*Work to be completed*
Write out the data again in full, exactly as it reads.
── Listed records ──
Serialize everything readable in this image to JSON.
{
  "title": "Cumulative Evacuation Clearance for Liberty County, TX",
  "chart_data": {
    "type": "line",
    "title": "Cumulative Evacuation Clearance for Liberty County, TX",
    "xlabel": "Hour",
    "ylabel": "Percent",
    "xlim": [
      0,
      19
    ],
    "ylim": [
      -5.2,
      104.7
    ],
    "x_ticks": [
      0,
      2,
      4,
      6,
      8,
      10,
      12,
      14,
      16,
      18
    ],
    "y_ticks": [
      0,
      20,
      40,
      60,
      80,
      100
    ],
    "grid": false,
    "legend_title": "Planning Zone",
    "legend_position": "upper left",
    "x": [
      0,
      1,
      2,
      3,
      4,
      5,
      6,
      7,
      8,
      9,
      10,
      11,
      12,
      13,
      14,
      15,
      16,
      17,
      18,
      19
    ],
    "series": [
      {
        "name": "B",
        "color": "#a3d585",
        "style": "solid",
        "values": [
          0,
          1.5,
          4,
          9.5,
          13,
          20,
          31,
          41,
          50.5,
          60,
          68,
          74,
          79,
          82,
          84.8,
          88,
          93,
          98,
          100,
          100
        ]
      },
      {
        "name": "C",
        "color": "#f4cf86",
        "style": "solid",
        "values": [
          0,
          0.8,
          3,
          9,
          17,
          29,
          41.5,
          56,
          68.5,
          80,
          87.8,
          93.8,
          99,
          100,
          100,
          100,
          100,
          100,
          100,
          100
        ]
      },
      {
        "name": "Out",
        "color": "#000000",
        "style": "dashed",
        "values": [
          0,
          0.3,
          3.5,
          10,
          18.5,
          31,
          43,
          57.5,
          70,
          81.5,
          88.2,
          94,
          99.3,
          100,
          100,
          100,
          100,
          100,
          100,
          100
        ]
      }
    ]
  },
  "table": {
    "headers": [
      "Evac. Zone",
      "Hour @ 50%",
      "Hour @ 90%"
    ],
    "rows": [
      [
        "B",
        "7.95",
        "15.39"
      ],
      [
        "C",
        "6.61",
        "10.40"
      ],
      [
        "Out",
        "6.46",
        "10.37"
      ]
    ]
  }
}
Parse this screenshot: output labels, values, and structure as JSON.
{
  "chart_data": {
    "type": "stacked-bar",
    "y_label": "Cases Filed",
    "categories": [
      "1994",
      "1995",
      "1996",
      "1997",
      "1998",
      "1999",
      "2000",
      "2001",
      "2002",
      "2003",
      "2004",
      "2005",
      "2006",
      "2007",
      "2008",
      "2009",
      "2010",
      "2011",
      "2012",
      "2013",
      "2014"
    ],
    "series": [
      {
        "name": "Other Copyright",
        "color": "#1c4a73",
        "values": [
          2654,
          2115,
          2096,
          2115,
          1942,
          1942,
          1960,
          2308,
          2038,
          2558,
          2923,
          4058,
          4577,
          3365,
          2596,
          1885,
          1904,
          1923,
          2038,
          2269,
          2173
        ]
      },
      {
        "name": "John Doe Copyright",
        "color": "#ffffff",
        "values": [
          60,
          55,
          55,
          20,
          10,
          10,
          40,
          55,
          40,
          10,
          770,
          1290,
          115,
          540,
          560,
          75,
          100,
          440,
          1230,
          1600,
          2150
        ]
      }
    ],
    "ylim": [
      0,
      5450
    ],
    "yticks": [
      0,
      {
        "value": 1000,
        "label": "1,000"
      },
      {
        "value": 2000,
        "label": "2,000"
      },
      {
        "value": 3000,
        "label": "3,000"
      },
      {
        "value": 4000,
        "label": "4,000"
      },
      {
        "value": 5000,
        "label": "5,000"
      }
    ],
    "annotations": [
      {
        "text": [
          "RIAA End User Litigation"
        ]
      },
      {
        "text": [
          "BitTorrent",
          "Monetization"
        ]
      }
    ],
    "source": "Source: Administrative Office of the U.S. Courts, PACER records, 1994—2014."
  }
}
───
*Response to this exercise*
Serialize everything readable in this image to JSON.
{
  "title": "Cumulative Evacuation Clearance for Liberty County, TX",
  "chart_data": {
    "type": "line",
    "title": "Cumulative Evacuation Clearance for Liberty County, TX",
    "xlabel": "Hour",
    "ylabel": "Percent",
    "xlim": [
      0,
      19
    ],
    "ylim": [
      -5.2,
      104.7
    ],
    "x_ticks": [
      0,
      2,
      4,
      6,
      8,
      10,
      12,
      14,
      16,
      18
    ],
    "y_ticks": [
      0,
      20,
      40,
      60,
      80,
      100
    ],
    "grid": false,
    "legend_title": "Planning Zone",
    "legend_position": "upper left",
    "x": [
      0,
      1,
      2,
      3,
      4,
      5,
      6,
      7,
      8,
      9,
      10,
      11,
      12,
      13,
      14,
      15,
      16,
      17,
      18,
      19
    ],
    "series": [
      {
        "name": "B",
        "color": "#a3d585",
        "style": "solid",
        "values": [
          0,
          1.5,
          4,
          9.5,
          13,
          20,
          31,
          41,
          50.5,
          60,
          68,
          74,
          79,
          82,
          84.8,
          88,
          93,
          98,
          100,
          100
        ]
      },
      {
        "name": "C",
        "color": "#f4cf86",
        "style": "solid",
        "values": [
          0,
          0.8,
          3,
          9,
          17,
          29,
          41.5,
          56,
          68.5,
          80,
          87.8,
          93.8,
          99,
          100,
          100,
          100,
          100,
          100,
          100,
          100
        ]
      },
      {
        "name": "Out",
        "color": "#000000",
        "style": "dashed",
        "values": [
          0,
          0.3,
          3.5,
          10,
          18.5,
          31,
          43,
          57.5,
          70,
          81.5,
          88.2,
          94,
          99.3,
          100,
          100,
          100,
          100,
          100,
          100,
          100
        ]
      }
    ]
  },
  "table": {
    "headers": [
      "Evac. Zone",
      "Hour @ 50%",
      "Hour @ 90%"
    ],
    "rows": [
      [
        "B",
        "7.95",
        "15.39"
      ],
      [
        "C",
        "6.61",
        "10.40"
      ],
      [
        "Out",
        "6.46",
        "10.37"
      ]
    ]
  }
}
Parse this screenshot: output labels, values, and structure as JSON.
{
  "chart_data": {
    "type": "stacked-bar",
    "y_label": "Cases Filed",
    "categories": [
      "1994",
      "1995",
      "1996",
      "1997",
      "1998",
      "1999",
      "2000",
      "2001",
      "2002",
      "2003",
      "2004",
      "2005",
      "2006",
      "2007",
      "2008",
      "2009",
      "2010",
      "2011",
      "2012",
      "2013",
      "2014"
    ],
    "series": [
      {
        "name": "Other Copyright",
        "color": "#1c4a73",
        "values": [
          2654,
          2115,
          2096,
          2115,
          1942,
          1942,
          1960,
          2308,
          2038,
          2558,
          2923,
          4058,
          4577,
          3365,
          2596,
          1885,
          1904,
          1923,
          2038,
          2269,
          2173
        ]
      },
      {
        "name": "John Doe Copyright",
        "color": "#ffffff",
        "values": [
          60,
          55,
          55,
          20,
          10,
          10,
          40,
          55,
          40,
          10,
          770,
          1290,
          115,
          540,
          560,
          75,
          100,
          440,
          1230,
          1600,
          2150
        ]
      }
    ],
    "ylim": [
      0,
      5450
    ],
    "yticks": [
      0,
      {
        "value": 1000,
        "label": "1,000"
      },
      {
        "value": 2000,
        "label": "2,000"
      },
      {
        "value": 3000,
        "label": "3,000"
      },
      {
        "value": 4000,
        "label": "4,000"
      },
      {
        "value": 5000,
        "label": "5,000"
      }
    ],
    "annotations": [
      {
        "text": [
          "RIAA End User Litigation"
        ]
      },
      {
        "text": [
          "BitTorrent",
          "Monetization"
        ]
      }
    ],
    "source": "Source: Administrative Office of the U.S. Courts, PACER records, 1994—2014."
  }
}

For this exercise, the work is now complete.